GOAL
Transcribe each of the records below exactly, excluding all pictures.
──────────────────────────────
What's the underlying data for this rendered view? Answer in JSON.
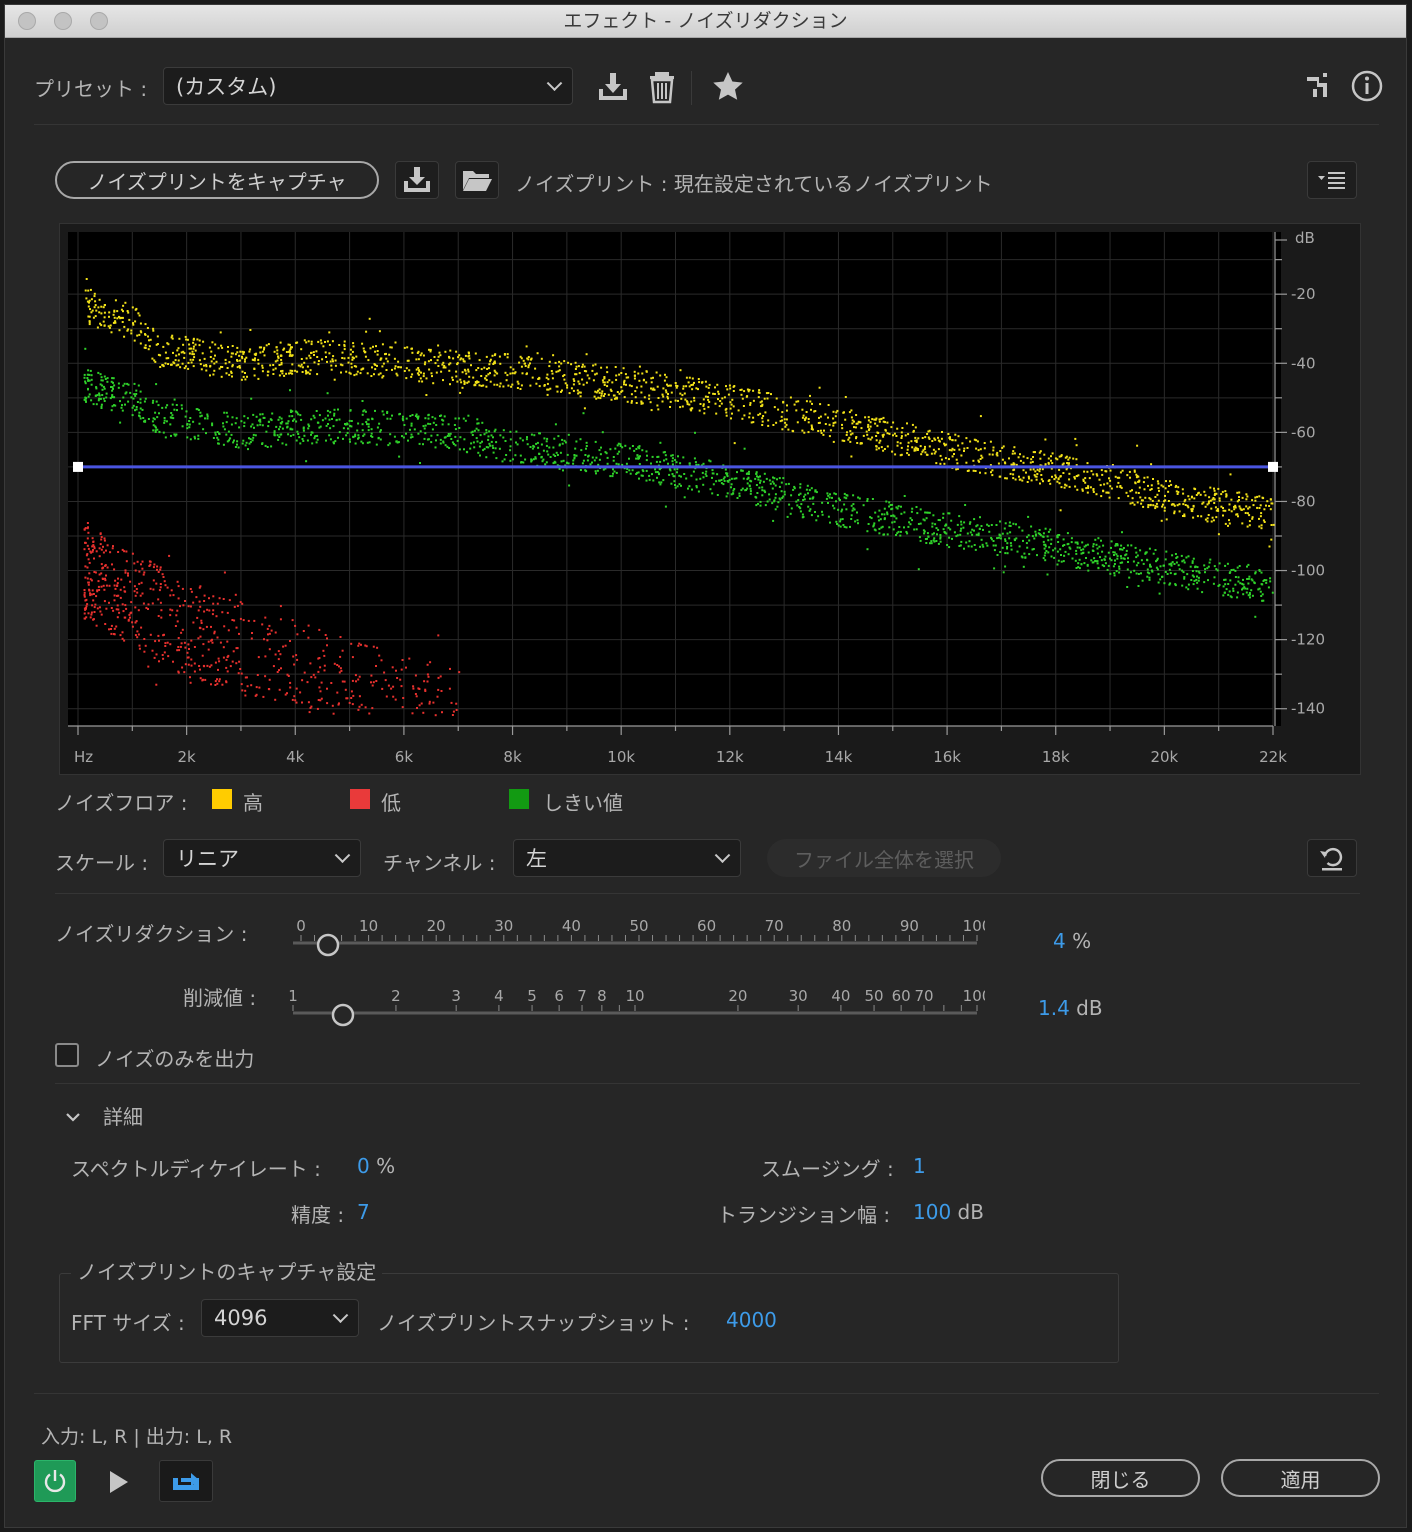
{
  "window": {
    "title": "エフェクト - ノイズリダクション"
  },
  "preset": {
    "label": "プリセット :",
    "value": "(カスタム)"
  },
  "capture": {
    "button": "ノイズプリントをキャプチャ",
    "noiseprint_text": "ノイズプリント : 現在設定されているノイズプリント"
  },
  "chart_data": {
    "type": "scatter",
    "x_ticks": [
      "Hz",
      "2k",
      "4k",
      "6k",
      "8k",
      "10k",
      "12k",
      "14k",
      "16k",
      "18k",
      "20k",
      "22k"
    ],
    "y_ticks": [
      "-20",
      "-40",
      "-60",
      "-80",
      "-100",
      "-120",
      "-140"
    ],
    "y_unit": "dB",
    "xlim": [
      0,
      22000
    ],
    "ylim": [
      -145,
      -2
    ],
    "threshold_db": -70,
    "series": [
      {
        "name": "高",
        "color": "#f2e218",
        "points": [
          [
            100,
            -23
          ],
          [
            1000,
            -28
          ],
          [
            1500,
            -36
          ],
          [
            2000,
            -37
          ],
          [
            3000,
            -40
          ],
          [
            4000,
            -38
          ],
          [
            5000,
            -38
          ],
          [
            6000,
            -40
          ],
          [
            7000,
            -41
          ],
          [
            8000,
            -42
          ],
          [
            9000,
            -44
          ],
          [
            10000,
            -46
          ],
          [
            11000,
            -48
          ],
          [
            12000,
            -51
          ],
          [
            13000,
            -54
          ],
          [
            14000,
            -57
          ],
          [
            15000,
            -61
          ],
          [
            16000,
            -65
          ],
          [
            17000,
            -68
          ],
          [
            18000,
            -71
          ],
          [
            19000,
            -74
          ],
          [
            20000,
            -78
          ],
          [
            21000,
            -81
          ],
          [
            22000,
            -83
          ]
        ]
      },
      {
        "name": "低",
        "color": "#e8312e",
        "points": [
          [
            100,
            -100
          ],
          [
            1000,
            -108
          ],
          [
            2000,
            -117
          ],
          [
            3000,
            -121
          ],
          [
            4000,
            -127
          ],
          [
            5000,
            -134
          ],
          [
            6000,
            -138
          ],
          [
            6500,
            -140
          ],
          [
            8000,
            -140
          ]
        ]
      },
      {
        "name": "しきい値",
        "color": "#2fd12a",
        "points": [
          [
            100,
            -46
          ],
          [
            1000,
            -51
          ],
          [
            1500,
            -56
          ],
          [
            2000,
            -57
          ],
          [
            3000,
            -60
          ],
          [
            4000,
            -58
          ],
          [
            5000,
            -58
          ],
          [
            6000,
            -59
          ],
          [
            7000,
            -60
          ],
          [
            8000,
            -64
          ],
          [
            9000,
            -66
          ],
          [
            10000,
            -68
          ],
          [
            11000,
            -71
          ],
          [
            12000,
            -74
          ],
          [
            13000,
            -78
          ],
          [
            14000,
            -82
          ],
          [
            15000,
            -85
          ],
          [
            16000,
            -88
          ],
          [
            17000,
            -90
          ],
          [
            18000,
            -93
          ],
          [
            19000,
            -96
          ],
          [
            20000,
            -99
          ],
          [
            21000,
            -102
          ],
          [
            22000,
            -104
          ]
        ]
      }
    ]
  },
  "legend": {
    "label": "ノイズフロア :",
    "high": "高",
    "low": "低",
    "threshold": "しきい値",
    "colors": {
      "high": "#ffcc00",
      "low": "#e93a3a",
      "threshold": "#129a12"
    }
  },
  "controls": {
    "scale_label": "スケール :",
    "scale_value": "リニア",
    "channel_label": "チャンネル :",
    "channel_value": "左",
    "select_all": "ファイル全体を選択"
  },
  "noise_reduction": {
    "label": "ノイズリダクション :",
    "scale": [
      "0",
      "10",
      "20",
      "30",
      "40",
      "50",
      "60",
      "70",
      "80",
      "90",
      "100"
    ],
    "value": "4",
    "unit": "%"
  },
  "reduce_by": {
    "label": "削減値 :",
    "scale": [
      "1",
      "2",
      "3",
      "4",
      "5",
      "6",
      "7",
      "8",
      "10",
      "20",
      "30",
      "40",
      "50",
      "60",
      "70",
      "100"
    ],
    "value": "1.4",
    "unit": "dB"
  },
  "output_noise": {
    "label": "ノイズのみを出力"
  },
  "advanced": {
    "title": "詳細",
    "spectral_decay_label": "スペクトルディケイレート :",
    "spectral_decay_value": "0",
    "spectral_decay_unit": "%",
    "smoothing_label": "スムージング :",
    "smoothing_value": "1",
    "precision_label": "精度 :",
    "precision_value": "7",
    "transition_label": "トランジション幅 :",
    "transition_value": "100",
    "transition_unit": "dB"
  },
  "capture_settings": {
    "title": "ノイズプリントのキャプチャ設定",
    "fft_label": "FFT サイズ :",
    "fft_value": "4096",
    "snapshots_label": "ノイズプリントスナップショット :",
    "snapshots_value": "4000"
  },
  "footer": {
    "io": "入力: L, R | 出力: L, R",
    "close": "閉じる",
    "apply": "適用"
  }
}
──────────────────────────────
WRITTEN RESPONSE
What's the underlying data for this rendered view? Answer in JSON.
{
  "window": {
    "title": "エフェクト - ノイズリダクション"
  },
  "preset": {
    "label": "プリセット :",
    "value": "(カスタム)"
  },
  "capture": {
    "button": "ノイズプリントをキャプチャ",
    "noiseprint_text": "ノイズプリント : 現在設定されているノイズプリント"
  },
  "chart_data": {
    "type": "scatter",
    "x_ticks": [
      "Hz",
      "2k",
      "4k",
      "6k",
      "8k",
      "10k",
      "12k",
      "14k",
      "16k",
      "18k",
      "20k",
      "22k"
    ],
    "y_ticks": [
      "-20",
      "-40",
      "-60",
      "-80",
      "-100",
      "-120",
      "-140"
    ],
    "y_unit": "dB",
    "xlim": [
      0,
      22000
    ],
    "ylim": [
      -145,
      -2
    ],
    "threshold_db": -70,
    "series": [
      {
        "name": "高",
        "color": "#f2e218",
        "points": [
          [
            100,
            -23
          ],
          [
            1000,
            -28
          ],
          [
            1500,
            -36
          ],
          [
            2000,
            -37
          ],
          [
            3000,
            -40
          ],
          [
            4000,
            -38
          ],
          [
            5000,
            -38
          ],
          [
            6000,
            -40
          ],
          [
            7000,
            -41
          ],
          [
            8000,
            -42
          ],
          [
            9000,
            -44
          ],
          [
            10000,
            -46
          ],
          [
            11000,
            -48
          ],
          [
            12000,
            -51
          ],
          [
            13000,
            -54
          ],
          [
            14000,
            -57
          ],
          [
            15000,
            -61
          ],
          [
            16000,
            -65
          ],
          [
            17000,
            -68
          ],
          [
            18000,
            -71
          ],
          [
            19000,
            -74
          ],
          [
            20000,
            -78
          ],
          [
            21000,
            -81
          ],
          [
            22000,
            -83
          ]
        ]
      },
      {
        "name": "低",
        "color": "#e8312e",
        "points": [
          [
            100,
            -100
          ],
          [
            1000,
            -108
          ],
          [
            2000,
            -117
          ],
          [
            3000,
            -121
          ],
          [
            4000,
            -127
          ],
          [
            5000,
            -134
          ],
          [
            6000,
            -138
          ],
          [
            6500,
            -140
          ],
          [
            8000,
            -140
          ]
        ]
      },
      {
        "name": "しきい値",
        "color": "#2fd12a",
        "points": [
          [
            100,
            -46
          ],
          [
            1000,
            -51
          ],
          [
            1500,
            -56
          ],
          [
            2000,
            -57
          ],
          [
            3000,
            -60
          ],
          [
            4000,
            -58
          ],
          [
            5000,
            -58
          ],
          [
            6000,
            -59
          ],
          [
            7000,
            -60
          ],
          [
            8000,
            -64
          ],
          [
            9000,
            -66
          ],
          [
            10000,
            -68
          ],
          [
            11000,
            -71
          ],
          [
            12000,
            -74
          ],
          [
            13000,
            -78
          ],
          [
            14000,
            -82
          ],
          [
            15000,
            -85
          ],
          [
            16000,
            -88
          ],
          [
            17000,
            -90
          ],
          [
            18000,
            -93
          ],
          [
            19000,
            -96
          ],
          [
            20000,
            -99
          ],
          [
            21000,
            -102
          ],
          [
            22000,
            -104
          ]
        ]
      }
    ]
  },
  "legend": {
    "label": "ノイズフロア :",
    "high": "高",
    "low": "低",
    "threshold": "しきい値",
    "colors": {
      "high": "#ffcc00",
      "low": "#e93a3a",
      "threshold": "#129a12"
    }
  },
  "controls": {
    "scale_label": "スケール :",
    "scale_value": "リニア",
    "channel_label": "チャンネル :",
    "channel_value": "左",
    "select_all": "ファイル全体を選択"
  },
  "noise_reduction": {
    "label": "ノイズリダクション :",
    "scale": [
      "0",
      "10",
      "20",
      "30",
      "40",
      "50",
      "60",
      "70",
      "80",
      "90",
      "100"
    ],
    "value": "4",
    "unit": "%"
  },
  "reduce_by": {
    "label": "削減値 :",
    "scale": [
      "1",
      "2",
      "3",
      "4",
      "5",
      "6",
      "7",
      "8",
      "10",
      "20",
      "30",
      "40",
      "50",
      "60",
      "70",
      "100"
    ],
    "value": "1.4",
    "unit": "dB"
  },
  "output_noise": {
    "label": "ノイズのみを出力"
  },
  "advanced": {
    "title": "詳細",
    "spectral_decay_label": "スペクトルディケイレート :",
    "spectral_decay_value": "0",
    "spectral_decay_unit": "%",
    "smoothing_label": "スムージング :",
    "smoothing_value": "1",
    "precision_label": "精度 :",
    "precision_value": "7",
    "transition_label": "トランジション幅 :",
    "transition_value": "100",
    "transition_unit": "dB"
  },
  "capture_settings": {
    "title": "ノイズプリントのキャプチャ設定",
    "fft_label": "FFT サイズ :",
    "fft_value": "4096",
    "snapshots_label": "ノイズプリントスナップショット :",
    "snapshots_value": "4000"
  },
  "footer": {
    "io": "入力: L, R | 出力: L, R",
    "close": "閉じる",
    "apply": "適用"
  }
}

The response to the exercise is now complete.